Spatial annotation entries
+-------+

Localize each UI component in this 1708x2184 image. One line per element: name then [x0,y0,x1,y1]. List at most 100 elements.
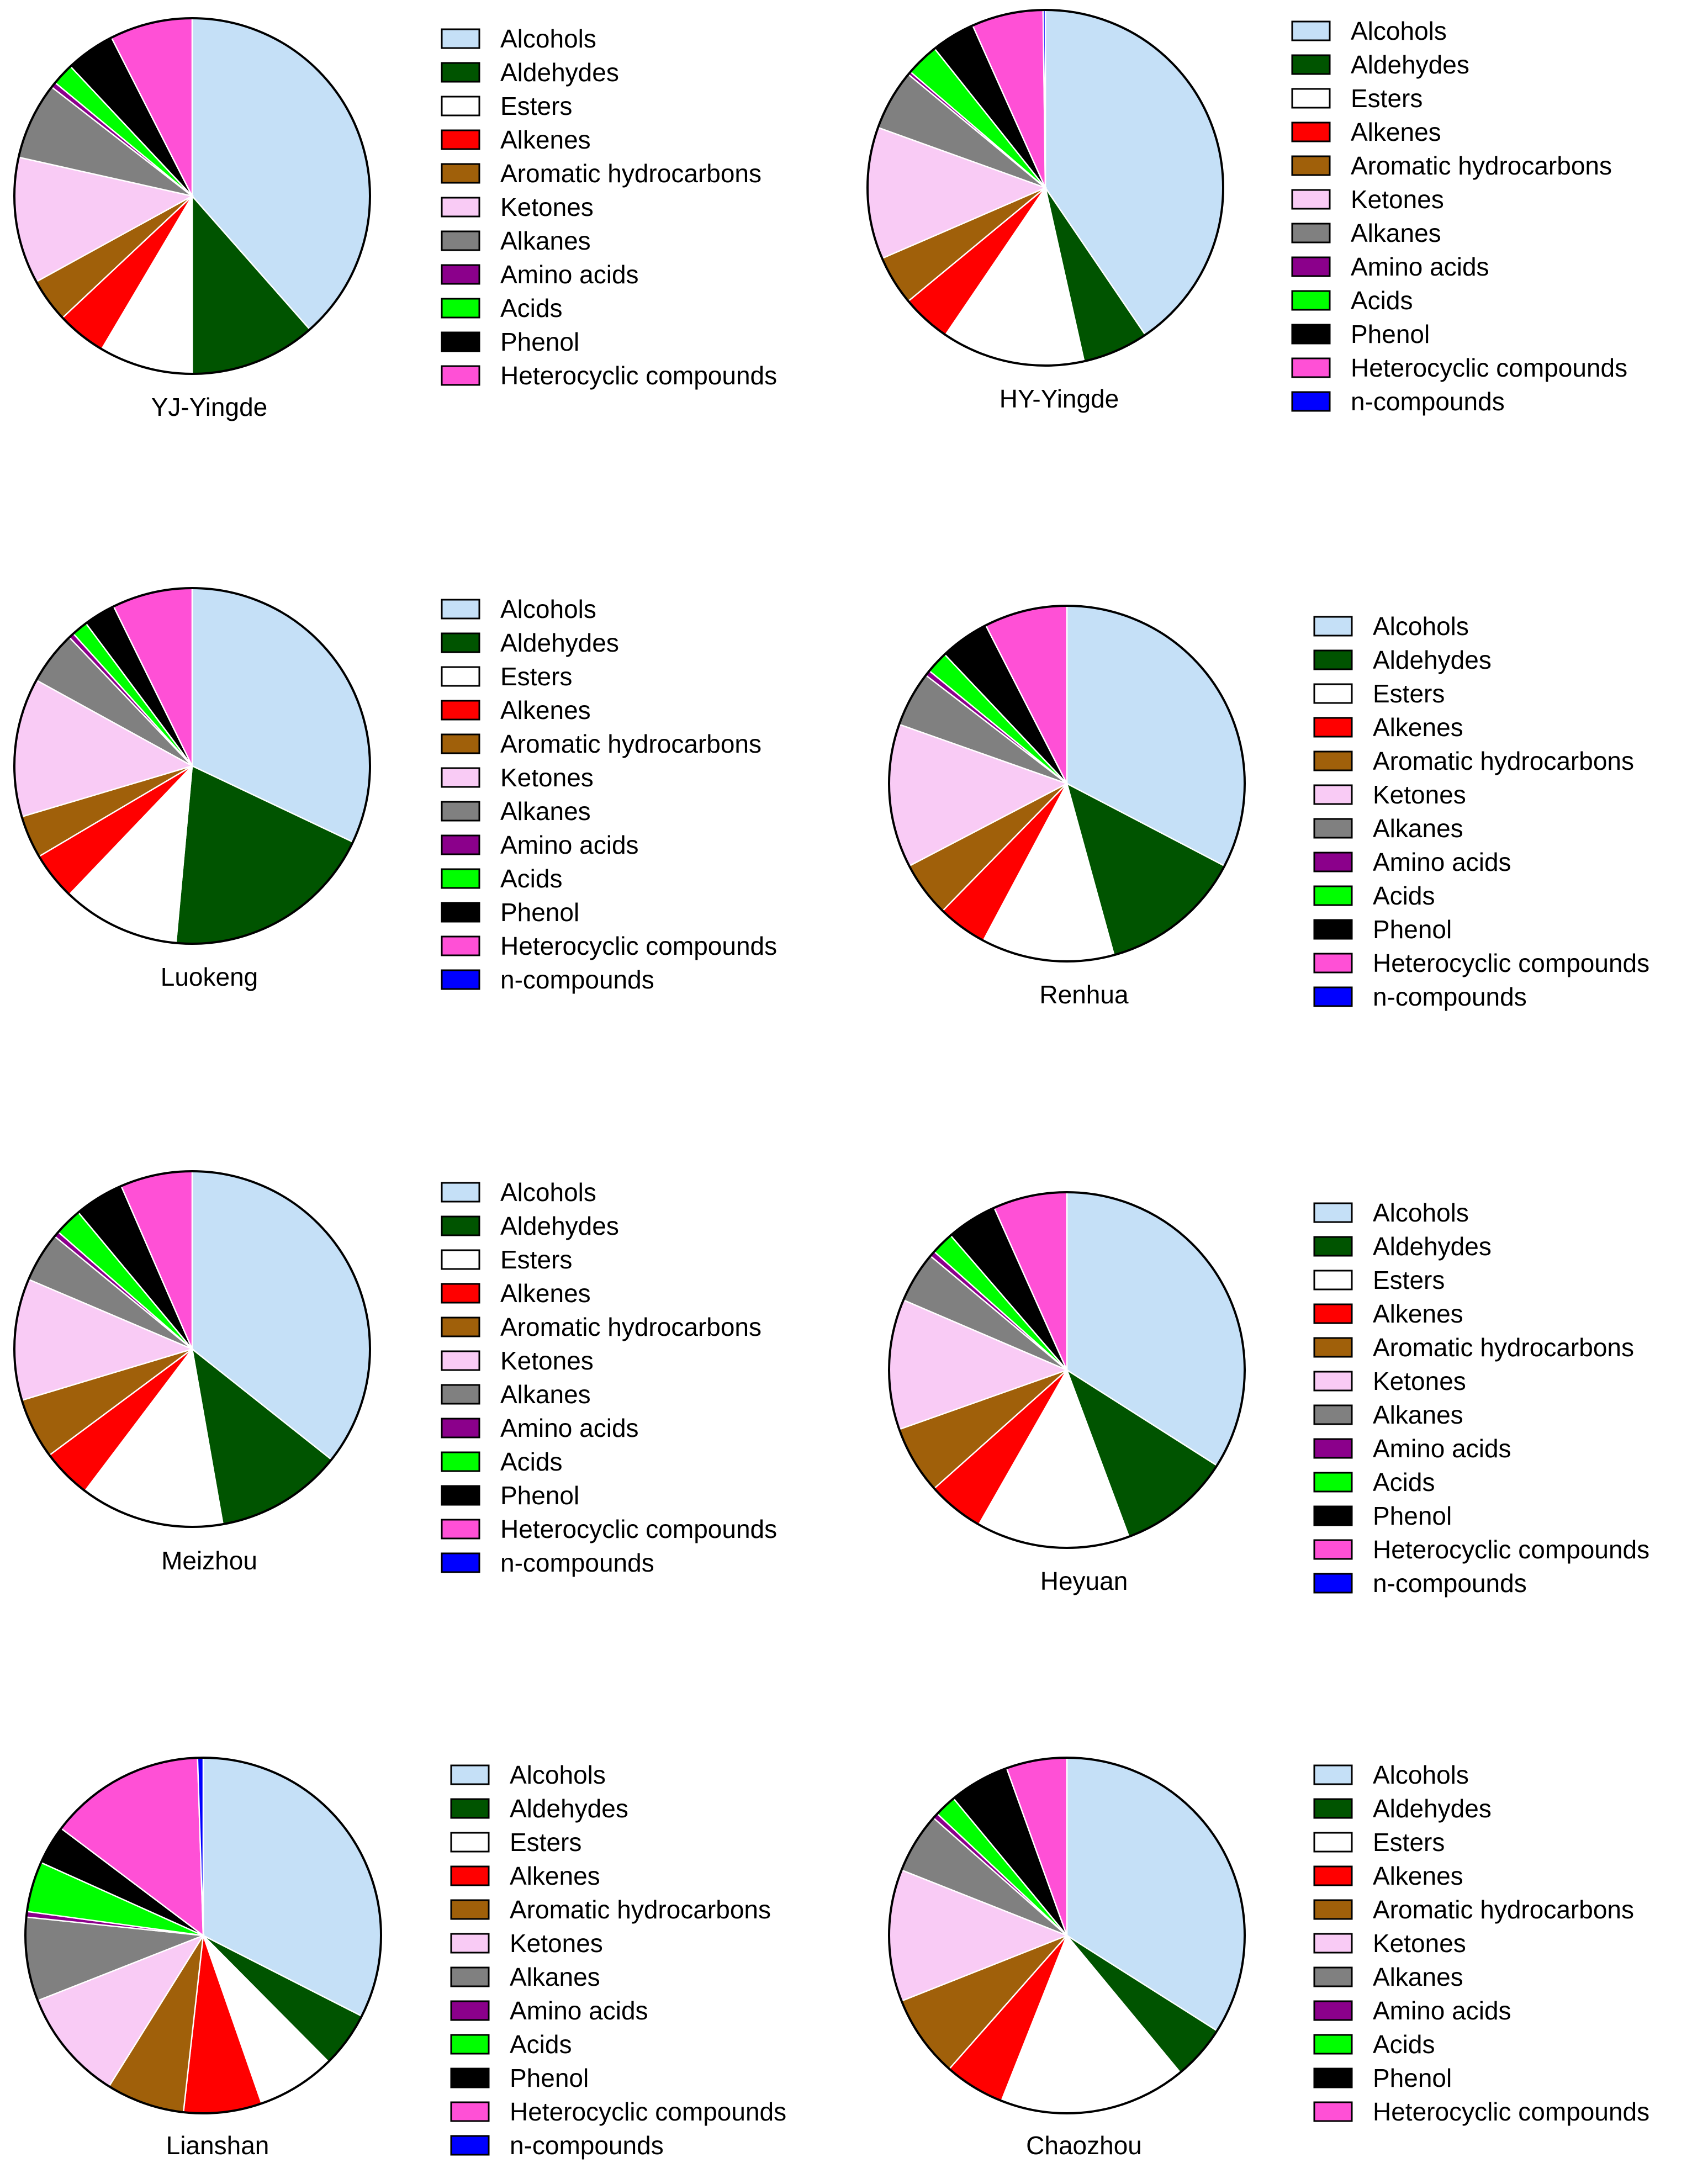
pie-chart-meizhou: Meizhou Alcohols Aldehydes Esters Alkenes Aro… [13,1170,777,1577]
legend-swatch-amino-acids [441,834,480,855]
site-label: Luokeng [161,963,258,991]
pie-chart-lianshan: Lianshan Alcohols Aldehydes Esters Alkenes Ar… [24,1757,786,2160]
legend: Alcohols Aldehydes Esters Alkenes Aromatic h… [441,1178,777,1577]
legend-label-acids: Acids [1373,1468,1435,1496]
legend-label-alkenes: Alkenes [500,125,591,154]
site-label: Meizhou [161,1546,257,1575]
legend-label-aromatic-hydrocarbons: Aromatic hydrocarbons [510,1895,771,1924]
legend-label-heterocyclic-compounds: Heterocyclic compounds [1351,353,1627,382]
legend-swatch-amino-acids [1313,1438,1353,1459]
legend-swatch-aromatic-hydrocarbons [1313,1899,1353,1920]
legend-label-n-compounds: n-compounds [510,2131,664,2160]
legend-swatch-acids [1313,1472,1353,1493]
legend-swatch-amino-acids [1291,256,1331,277]
legend-swatch-alcohols [1291,20,1331,41]
legend-swatch-alcohols [441,1182,480,1203]
legend-label-ketones: Ketones [510,1929,603,1958]
legend-label-acids: Acids [1373,2030,1435,2059]
pie-chart-hy-yingde: HY-YingdeAlcoholsAldehydesEstersAlkenesA… [866,9,1627,416]
legend-label-amino-acids: Amino acids [1373,848,1511,876]
legend-label-aromatic-hydrocarbons: Aromatic hydrocarbons [1351,151,1612,180]
legend-swatch-esters [441,96,480,117]
legend-swatch-acids [1291,290,1331,311]
legend-label-esters: Esters [510,1828,581,1857]
legend-label-heterocyclic-compounds: Heterocyclic compounds [1373,949,1649,977]
pie-outline [13,587,371,945]
legend-label-phenol: Phenol [510,2064,589,2092]
legend-swatch-alkenes [441,700,480,721]
legend-swatch-alkanes [1313,818,1353,839]
legend-label-ketones: Ketones [1351,185,1444,214]
pie-chart-renhua: Renhua Alcohols Aldehydes Esters Alkenes Arom… [888,605,1649,1011]
pie-chart-heyuan: Heyuan Alcohols Aldehydes Esters Alkenes Arom… [888,1191,1649,1598]
legend-swatch-alkenes [441,1283,480,1304]
legend-label-phenol: Phenol [1373,915,1452,944]
legend: Alcohols Aldehydes Esters Alkenes Aromatic h… [441,24,777,390]
legend-label-phenol: Phenol [1373,1501,1452,1530]
legend-label-n-compounds: n-compounds [1373,1569,1527,1598]
legend-label-phenol: Phenol [500,898,579,927]
legend-swatch-amino-acids [1313,852,1353,872]
legend-swatch-n-compounds [1313,1573,1353,1594]
legend-swatch-amino-acids [450,2000,490,2021]
legend-swatch-n-compounds [1313,986,1353,1007]
legend-label-ketones: Ketones [1373,1367,1466,1395]
legend-label-acids: Acids [500,1447,562,1476]
legend-label-alkanes: Alkanes [1373,1963,1463,1991]
legend-label-alkenes: Alkenes [1351,118,1441,146]
legend-swatch-alcohols [441,28,480,49]
legend-swatch-heterocyclic-compounds [441,365,480,386]
legend-swatch-acids [441,1451,480,1472]
legend-swatch-heterocyclic-compounds [1291,357,1331,378]
legend-label-phenol: Phenol [1351,320,1430,348]
legend-swatch-alkenes [1291,121,1331,142]
pie-outline [888,1191,1246,1549]
legend-label-alcohols: Alcohols [1351,17,1447,45]
legend-swatch-aromatic-hydrocarbons [441,1316,480,1337]
legend-swatch-alcohols [450,1764,490,1785]
legend-label-amino-acids: Amino acids [1373,1996,1511,2025]
legend: Alcohols Aldehydes Esters Alkenes Aromatic h… [441,595,777,994]
legend-swatch-aromatic-hydrocarbons [441,733,480,754]
legend-swatch-ketones [1291,189,1331,210]
legend-swatch-aldehydes [1291,54,1331,75]
legend-swatch-alkenes [1313,1303,1353,1324]
legend-swatch-alkanes [1291,223,1331,244]
legend-swatch-alcohols [1313,616,1353,637]
pie-outline [13,17,371,375]
legend-swatch-acids [1313,2034,1353,2055]
legend-swatch-alkanes [450,1966,490,1987]
legend-swatch-ketones [1313,1371,1353,1392]
legend-label-amino-acids: Amino acids [510,1996,648,2025]
legend: Alcohols Aldehydes Esters Alkenes Aromatic h… [1313,612,1649,1011]
legend-label-alcohols: Alcohols [500,595,596,623]
legend-swatch-aldehydes [1313,1236,1353,1257]
legend-label-alkanes: Alkanes [1373,814,1463,843]
legend-label-alkenes: Alkenes [1373,1299,1463,1328]
legend-swatch-alcohols [441,599,480,620]
legend-label-ketones: Ketones [500,193,594,221]
legend-label-n-compounds: n-compounds [1373,982,1527,1011]
legend-swatch-aldehydes [450,1798,490,1819]
legend-label-phenol: Phenol [500,1481,579,1510]
legend-label-alcohols: Alcohols [1373,612,1469,641]
legend-label-alkanes: Alkanes [1373,1400,1463,1429]
legend-label-phenol: Phenol [500,327,579,356]
site-label: HY-Yingde [1000,384,1119,413]
legend-label-aldehydes: Aldehydes [1373,646,1492,674]
legend-swatch-esters [1313,1832,1353,1853]
legend-swatch-heterocyclic-compounds [441,935,480,956]
site-label: Chaozhou [1026,2131,1142,2160]
legend-swatch-heterocyclic-compounds [1313,953,1353,974]
legend-swatch-aldehydes [441,1215,480,1236]
legend-swatch-esters [450,1832,490,1853]
legend-swatch-amino-acids [1313,2000,1353,2021]
legend-label-amino-acids: Amino acids [500,831,639,859]
legend-label-amino-acids: Amino acids [500,260,639,289]
legend-label-acids: Acids [1351,286,1413,315]
legend-swatch-alkenes [1313,1865,1353,1886]
legend-label-amino-acids: Amino acids [1373,1434,1511,1463]
legend-label-heterocyclic-compounds: Heterocyclic compounds [500,1515,777,1543]
legend-swatch-alkanes [441,801,480,822]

+-------+

■ TASK OBJECTIVE ■
Reproduce every one of the lines above verbatim, omitting the pictures from your answer.

■ RESULT OF THE TASK ■
Localize each UI component in this 1708x2184 image. One line per element: name then [x0,y0,x1,y1]. List at most 100 elements.
pie-chart-meizhou: Meizhou Alcohols Aldehydes Esters Alkenes Aro… [13,1170,777,1577]
legend-swatch-amino-acids [441,834,480,855]
site-label: Luokeng [161,963,258,991]
pie-chart-lianshan: Lianshan Alcohols Aldehydes Esters Alkenes Ar… [24,1757,786,2160]
legend: Alcohols Aldehydes Esters Alkenes Aromatic h… [441,1178,777,1577]
legend-label-acids: Acids [1373,1468,1435,1496]
legend-label-alkenes: Alkenes [500,125,591,154]
site-label: Meizhou [161,1546,257,1575]
legend-label-aromatic-hydrocarbons: Aromatic hydrocarbons [510,1895,771,1924]
legend-label-heterocyclic-compounds: Heterocyclic compounds [1351,353,1627,382]
legend-swatch-amino-acids [1313,1438,1353,1459]
legend-swatch-aromatic-hydrocarbons [1313,1899,1353,1920]
legend-label-n-compounds: n-compounds [510,2131,664,2160]
legend-swatch-acids [1313,1472,1353,1493]
legend-swatch-amino-acids [1291,256,1331,277]
legend-swatch-alcohols [1291,20,1331,41]
legend-swatch-alcohols [441,1182,480,1203]
legend-label-ketones: Ketones [510,1929,603,1958]
legend-label-acids: Acids [1373,2030,1435,2059]
pie-chart-hy-yingde: HY-YingdeAlcoholsAldehydesEstersAlkenesA… [866,9,1627,416]
legend-label-amino-acids: Amino acids [1373,848,1511,876]
legend-label-aromatic-hydrocarbons: Aromatic hydrocarbons [1351,151,1612,180]
legend-swatch-esters [441,96,480,117]
legend-swatch-acids [1291,290,1331,311]
legend-label-esters: Esters [510,1828,581,1857]
legend-label-heterocyclic-compounds: Heterocyclic compounds [1373,949,1649,977]
pie-outline [13,587,371,945]
legend-label-phenol: Phenol [510,2064,589,2092]
legend-swatch-alkenes [441,700,480,721]
legend-swatch-alkanes [1313,818,1353,839]
legend-label-ketones: Ketones [1351,185,1444,214]
pie-chart-renhua: Renhua Alcohols Aldehydes Esters Alkenes Arom… [888,605,1649,1011]
pie-chart-heyuan: Heyuan Alcohols Aldehydes Esters Alkenes Arom… [888,1191,1649,1598]
legend-swatch-alkenes [441,1283,480,1304]
legend-label-phenol: Phenol [1373,915,1452,944]
legend: Alcohols Aldehydes Esters Alkenes Aromatic h… [441,24,777,390]
legend-label-phenol: Phenol [1373,1501,1452,1530]
legend-label-n-compounds: n-compounds [1373,1569,1527,1598]
legend-label-phenol: Phenol [500,898,579,927]
legend-swatch-amino-acids [1313,852,1353,872]
legend-swatch-n-compounds [1313,1573,1353,1594]
legend-swatch-amino-acids [450,2000,490,2021]
legend-swatch-n-compounds [1313,986,1353,1007]
legend-label-ketones: Ketones [1373,1367,1466,1395]
legend-label-acids: Acids [500,1447,562,1476]
legend-label-alkanes: Alkanes [1373,1963,1463,1991]
legend-label-alkenes: Alkenes [1351,118,1441,146]
legend-swatch-alcohols [441,28,480,49]
legend-swatch-heterocyclic-compounds [441,365,480,386]
legend-swatch-acids [441,1451,480,1472]
legend-swatch-heterocyclic-compounds [1291,357,1331,378]
legend-label-phenol: Phenol [1351,320,1430,348]
legend-swatch-alkenes [1291,121,1331,142]
pie-outline [888,1191,1246,1549]
legend-label-alcohols: Alcohols [1351,17,1447,45]
legend-swatch-aromatic-hydrocarbons [441,1316,480,1337]
legend-swatch-alcohols [450,1764,490,1785]
legend-label-amino-acids: Amino acids [1373,1996,1511,2025]
legend: Alcohols Aldehydes Esters Alkenes Aromatic h… [441,595,777,994]
legend-swatch-aromatic-hydrocarbons [441,733,480,754]
legend-swatch-ketones [1291,189,1331,210]
legend-swatch-aldehydes [1291,54,1331,75]
legend-swatch-alkenes [1313,1303,1353,1324]
legend-swatch-alkanes [1291,223,1331,244]
legend-swatch-alcohols [1313,616,1353,637]
pie-outline [13,17,371,375]
legend-swatch-acids [1313,2034,1353,2055]
legend-swatch-alkanes [450,1966,490,1987]
legend-swatch-ketones [1313,1371,1353,1392]
legend-label-amino-acids: Amino acids [510,1996,648,2025]
legend: Alcohols Aldehydes Esters Alkenes Aromatic h… [1313,612,1649,1011]
legend-label-alcohols: Alcohols [500,595,596,623]
legend-swatch-aldehydes [1313,1236,1353,1257]
legend-label-alkanes: Alkanes [1373,814,1463,843]
legend-label-alkenes: Alkenes [1373,1299,1463,1328]
legend-swatch-alcohols [441,599,480,620]
legend-label-ketones: Ketones [500,193,594,221]
legend-label-n-compounds: n-compounds [1373,982,1527,1011]
legend-swatch-aldehydes [450,1798,490,1819]
legend-label-phenol: Phenol [500,1481,579,1510]
legend-label-alcohols: Alcohols [1373,612,1469,641]
legend-label-alkanes: Alkanes [1373,1400,1463,1429]
legend-label-phenol: Phenol [500,327,579,356]
site-label: HY-Yingde [1000,384,1119,413]
legend-label-aldehydes: Aldehydes [1373,646,1492,674]
legend-swatch-esters [1313,1832,1353,1853]
legend-swatch-heterocyclic-compounds [441,935,480,956]
site-label: Chaozhou [1026,2131,1142,2160]
legend-swatch-heterocyclic-compounds [1313,953,1353,974]
legend-swatch-aldehydes [441,1215,480,1236]
legend-swatch-esters [450,1832,490,1853]
legend-swatch-amino-acids [1313,2000,1353,2021]
legend-label-amino-acids: Amino acids [500,831,639,859]
legend-label-amino-acids: Amino acids [500,260,639,289]
legend-label-acids: Acids [1351,286,1413,315]
legend-swatch-alkenes [1313,1865,1353,1886]
legend-label-amino-acids: Amino acids [1373,1434,1511,1463]
legend-label-heterocyclic-compounds: Heterocyclic compounds [500,1515,777,1543]
legend-swatch-alkanes [441,801,480,822]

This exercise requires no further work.